▶ _Problem to solve_: Return each line containing the string "subtitle".

-- start of Data shown --

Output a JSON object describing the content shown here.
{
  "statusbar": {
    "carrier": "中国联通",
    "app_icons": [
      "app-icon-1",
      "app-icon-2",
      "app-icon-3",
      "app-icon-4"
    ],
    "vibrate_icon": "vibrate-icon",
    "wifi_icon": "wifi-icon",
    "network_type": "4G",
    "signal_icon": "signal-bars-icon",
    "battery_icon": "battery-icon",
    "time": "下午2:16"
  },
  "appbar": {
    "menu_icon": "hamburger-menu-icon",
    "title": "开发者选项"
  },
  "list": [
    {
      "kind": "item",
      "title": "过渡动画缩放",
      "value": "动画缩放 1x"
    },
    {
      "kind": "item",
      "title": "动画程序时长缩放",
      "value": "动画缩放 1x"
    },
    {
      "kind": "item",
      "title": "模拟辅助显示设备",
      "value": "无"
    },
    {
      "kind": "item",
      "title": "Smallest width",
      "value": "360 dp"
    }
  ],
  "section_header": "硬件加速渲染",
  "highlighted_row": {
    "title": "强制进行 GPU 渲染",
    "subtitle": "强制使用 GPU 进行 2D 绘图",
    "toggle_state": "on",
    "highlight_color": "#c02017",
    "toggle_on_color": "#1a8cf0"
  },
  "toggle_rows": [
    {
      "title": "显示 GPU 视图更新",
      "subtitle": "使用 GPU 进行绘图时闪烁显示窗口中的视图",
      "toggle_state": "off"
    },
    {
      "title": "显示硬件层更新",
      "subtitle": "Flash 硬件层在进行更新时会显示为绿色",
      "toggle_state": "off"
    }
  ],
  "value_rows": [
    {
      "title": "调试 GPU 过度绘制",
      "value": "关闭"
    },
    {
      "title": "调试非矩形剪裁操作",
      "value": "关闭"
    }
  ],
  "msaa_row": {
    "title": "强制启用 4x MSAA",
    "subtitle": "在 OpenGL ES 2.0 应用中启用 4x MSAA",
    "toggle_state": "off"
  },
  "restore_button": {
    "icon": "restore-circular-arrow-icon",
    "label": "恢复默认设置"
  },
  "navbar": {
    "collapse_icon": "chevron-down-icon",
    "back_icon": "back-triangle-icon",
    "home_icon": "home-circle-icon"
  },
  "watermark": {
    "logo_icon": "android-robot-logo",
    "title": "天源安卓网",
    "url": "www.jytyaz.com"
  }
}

-- end of Data shown --

▶ _Solution to this problem_:
    "subtitle": "强制使用 GPU 进行 2D 绘图",
      "subtitle": "使用 GPU 进行绘图时闪烁显示窗口中的视图",
      "subtitle": "Flash 硬件层在进行更新时会显示为绿色",
    "subtitle": "在 OpenGL ES 2.0 应用中启用 4x MSAA",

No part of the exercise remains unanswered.